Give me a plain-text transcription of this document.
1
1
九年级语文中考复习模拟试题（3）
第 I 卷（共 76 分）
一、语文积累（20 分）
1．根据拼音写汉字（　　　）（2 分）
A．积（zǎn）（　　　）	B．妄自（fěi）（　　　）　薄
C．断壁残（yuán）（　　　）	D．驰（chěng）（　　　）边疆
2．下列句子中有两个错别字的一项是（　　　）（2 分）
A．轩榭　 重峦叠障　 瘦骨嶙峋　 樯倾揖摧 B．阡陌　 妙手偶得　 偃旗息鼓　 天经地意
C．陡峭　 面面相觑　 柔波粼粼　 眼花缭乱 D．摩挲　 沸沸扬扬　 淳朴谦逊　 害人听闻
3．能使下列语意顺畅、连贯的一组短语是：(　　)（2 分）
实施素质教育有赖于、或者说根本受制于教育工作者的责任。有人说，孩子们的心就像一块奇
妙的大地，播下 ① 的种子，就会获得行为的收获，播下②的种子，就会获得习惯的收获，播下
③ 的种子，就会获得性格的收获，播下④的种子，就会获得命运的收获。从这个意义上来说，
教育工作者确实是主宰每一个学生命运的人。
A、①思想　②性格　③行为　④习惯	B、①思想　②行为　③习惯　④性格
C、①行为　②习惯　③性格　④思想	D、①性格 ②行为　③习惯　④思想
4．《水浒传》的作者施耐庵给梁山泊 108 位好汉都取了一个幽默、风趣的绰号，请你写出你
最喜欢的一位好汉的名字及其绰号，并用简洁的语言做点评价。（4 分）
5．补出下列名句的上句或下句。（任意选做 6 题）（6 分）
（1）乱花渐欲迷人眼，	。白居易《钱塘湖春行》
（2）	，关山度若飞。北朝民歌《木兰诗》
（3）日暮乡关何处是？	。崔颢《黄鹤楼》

* * *

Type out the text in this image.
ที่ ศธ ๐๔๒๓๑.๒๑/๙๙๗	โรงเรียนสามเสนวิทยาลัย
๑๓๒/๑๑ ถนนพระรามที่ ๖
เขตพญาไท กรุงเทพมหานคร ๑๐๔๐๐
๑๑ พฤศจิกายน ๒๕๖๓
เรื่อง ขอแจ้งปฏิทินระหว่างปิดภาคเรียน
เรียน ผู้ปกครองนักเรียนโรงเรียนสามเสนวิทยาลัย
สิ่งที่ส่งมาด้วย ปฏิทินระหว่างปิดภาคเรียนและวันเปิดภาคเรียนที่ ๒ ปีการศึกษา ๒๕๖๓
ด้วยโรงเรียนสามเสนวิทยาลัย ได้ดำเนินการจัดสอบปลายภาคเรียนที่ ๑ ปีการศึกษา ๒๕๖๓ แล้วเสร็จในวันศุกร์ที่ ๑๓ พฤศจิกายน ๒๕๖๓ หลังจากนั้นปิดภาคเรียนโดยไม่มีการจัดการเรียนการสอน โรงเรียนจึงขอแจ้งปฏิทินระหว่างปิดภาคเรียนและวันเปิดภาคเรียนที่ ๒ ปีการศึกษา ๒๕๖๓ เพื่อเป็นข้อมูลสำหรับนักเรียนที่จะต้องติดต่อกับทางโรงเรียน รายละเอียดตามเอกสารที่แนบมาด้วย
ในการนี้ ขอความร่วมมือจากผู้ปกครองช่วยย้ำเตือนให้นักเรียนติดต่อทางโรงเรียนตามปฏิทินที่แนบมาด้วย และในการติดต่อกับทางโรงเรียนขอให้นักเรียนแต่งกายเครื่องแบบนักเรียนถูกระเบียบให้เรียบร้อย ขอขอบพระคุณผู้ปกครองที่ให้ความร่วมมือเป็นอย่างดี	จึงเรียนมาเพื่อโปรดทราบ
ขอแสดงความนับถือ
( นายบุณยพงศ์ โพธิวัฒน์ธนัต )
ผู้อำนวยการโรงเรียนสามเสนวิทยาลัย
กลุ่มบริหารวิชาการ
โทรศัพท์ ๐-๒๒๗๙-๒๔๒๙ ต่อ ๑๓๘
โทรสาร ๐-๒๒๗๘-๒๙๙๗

--- Set task ---
Scan the lines for the string "กายน". Pick out every line that has it.

--- Solution for this problem ---
๑๑ พฤศจิกายน ๒๕๖๓
ด้วยโรงเรียนสามเสนวิทยาลัย ได้ดำเนินการจัดสอบปลายภาคเรียนที่ ๑ ปีการศึกษา ๒๕๖๓ แล้วเสร็จในวันศุกร์ที่ ๑๓ พฤศจิกายน ๒๕๖๓ หลังจากนั้นปิดภาคเรียนโดยไม่มีการจัดการเรียนการสอน โรงเรียนจึงขอแจ้งปฏิทินระหว่างปิดภาคเรียนและวันเปิดภาคเรียนที่ ๒ ปีการศึกษา ๒๕๖๓ เพื่อเป็นข้อมูลสำหรับนักเรียนที่จะต้องติดต่อกับทางโรงเรียน รายละเอียดตามเอกสารที่แนบมาด้วย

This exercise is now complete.